_EXERCISE DETAILS_. Every entry must be echoed exactly.

_DATA_.
--*--
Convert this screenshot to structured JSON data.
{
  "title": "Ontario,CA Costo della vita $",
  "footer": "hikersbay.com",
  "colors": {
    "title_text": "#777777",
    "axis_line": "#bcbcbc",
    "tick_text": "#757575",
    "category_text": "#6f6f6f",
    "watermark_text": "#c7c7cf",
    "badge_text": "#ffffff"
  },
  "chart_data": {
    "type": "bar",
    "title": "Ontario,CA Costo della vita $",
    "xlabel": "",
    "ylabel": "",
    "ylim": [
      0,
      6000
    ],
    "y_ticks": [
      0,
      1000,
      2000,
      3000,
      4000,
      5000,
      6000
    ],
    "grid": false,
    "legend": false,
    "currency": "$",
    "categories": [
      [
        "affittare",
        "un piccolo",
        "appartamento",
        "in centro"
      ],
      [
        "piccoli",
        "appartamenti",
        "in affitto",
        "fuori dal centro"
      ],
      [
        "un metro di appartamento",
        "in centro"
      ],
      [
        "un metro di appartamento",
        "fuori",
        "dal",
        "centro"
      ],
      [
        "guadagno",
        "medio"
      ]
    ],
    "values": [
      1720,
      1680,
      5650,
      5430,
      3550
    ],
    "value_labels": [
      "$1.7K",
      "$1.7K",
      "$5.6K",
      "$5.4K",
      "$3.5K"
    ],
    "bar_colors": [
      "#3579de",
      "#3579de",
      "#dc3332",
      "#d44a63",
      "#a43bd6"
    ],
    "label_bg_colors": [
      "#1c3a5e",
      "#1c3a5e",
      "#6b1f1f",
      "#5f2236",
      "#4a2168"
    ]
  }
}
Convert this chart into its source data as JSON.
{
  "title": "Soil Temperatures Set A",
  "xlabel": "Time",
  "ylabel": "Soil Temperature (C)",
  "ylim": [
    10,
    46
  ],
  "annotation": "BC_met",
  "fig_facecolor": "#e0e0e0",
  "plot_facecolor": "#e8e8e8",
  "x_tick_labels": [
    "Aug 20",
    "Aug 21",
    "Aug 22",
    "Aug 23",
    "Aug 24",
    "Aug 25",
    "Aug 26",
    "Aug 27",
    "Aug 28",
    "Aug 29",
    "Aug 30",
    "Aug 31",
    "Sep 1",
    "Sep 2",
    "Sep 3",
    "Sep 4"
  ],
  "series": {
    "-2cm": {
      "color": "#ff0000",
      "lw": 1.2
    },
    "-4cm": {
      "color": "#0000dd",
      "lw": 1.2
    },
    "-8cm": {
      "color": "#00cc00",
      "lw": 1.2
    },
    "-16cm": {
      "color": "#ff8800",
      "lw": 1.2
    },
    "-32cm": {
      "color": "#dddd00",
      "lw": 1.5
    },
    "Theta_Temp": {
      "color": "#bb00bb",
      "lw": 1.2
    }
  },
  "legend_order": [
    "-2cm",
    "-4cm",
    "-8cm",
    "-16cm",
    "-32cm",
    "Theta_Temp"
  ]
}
--*--
_EXERCISE ANSWER_.
Convert this screenshot to structured JSON data.
{
  "title": "Ontario,CA Costo della vita $",
  "footer": "hikersbay.com",
  "colors": {
    "title_text": "#777777",
    "axis_line": "#bcbcbc",
    "tick_text": "#757575",
    "category_text": "#6f6f6f",
    "watermark_text": "#c7c7cf",
    "badge_text": "#ffffff"
  },
  "chart_data": {
    "type": "bar",
    "title": "Ontario,CA Costo della vita $",
    "xlabel": "",
    "ylabel": "",
    "ylim": [
      0,
      6000
    ],
    "y_ticks": [
      0,
      1000,
      2000,
      3000,
      4000,
      5000,
      6000
    ],
    "grid": false,
    "legend": false,
    "currency": "$",
    "categories": [
      [
        "affittare",
        "un piccolo",
        "appartamento",
        "in centro"
      ],
      [
        "piccoli",
        "appartamenti",
        "in affitto",
        "fuori dal centro"
      ],
      [
        "un metro di appartamento",
        "in centro"
      ],
      [
        "un metro di appartamento",
        "fuori",
        "dal",
        "centro"
      ],
      [
        "guadagno",
        "medio"
      ]
    ],
    "values": [
      1720,
      1680,
      5650,
      5430,
      3550
    ],
    "value_labels": [
      "$1.7K",
      "$1.7K",
      "$5.6K",
      "$5.4K",
      "$3.5K"
    ],
    "bar_colors": [
      "#3579de",
      "#3579de",
      "#dc3332",
      "#d44a63",
      "#a43bd6"
    ],
    "label_bg_colors": [
      "#1c3a5e",
      "#1c3a5e",
      "#6b1f1f",
      "#5f2236",
      "#4a2168"
    ]
  }
}
Convert this chart into its source data as JSON.
{
  "title": "Soil Temperatures Set A",
  "xlabel": "Time",
  "ylabel": "Soil Temperature (C)",
  "ylim": [
    10,
    46
  ],
  "annotation": "BC_met",
  "fig_facecolor": "#e0e0e0",
  "plot_facecolor": "#e8e8e8",
  "x_tick_labels": [
    "Aug 20",
    "Aug 21",
    "Aug 22",
    "Aug 23",
    "Aug 24",
    "Aug 25",
    "Aug 26",
    "Aug 27",
    "Aug 28",
    "Aug 29",
    "Aug 30",
    "Aug 31",
    "Sep 1",
    "Sep 2",
    "Sep 3",
    "Sep 4"
  ],
  "series": {
    "-2cm": {
      "color": "#ff0000",
      "lw": 1.2
    },
    "-4cm": {
      "color": "#0000dd",
      "lw": 1.2
    },
    "-8cm": {
      "color": "#00cc00",
      "lw": 1.2
    },
    "-16cm": {
      "color": "#ff8800",
      "lw": 1.2
    },
    "-32cm": {
      "color": "#dddd00",
      "lw": 1.5
    },
    "Theta_Temp": {
      "color": "#bb00bb",
      "lw": 1.2
    }
  },
  "legend_order": [
    "-2cm",
    "-4cm",
    "-8cm",
    "-16cm",
    "-32cm",
    "Theta_Temp"
  ]
}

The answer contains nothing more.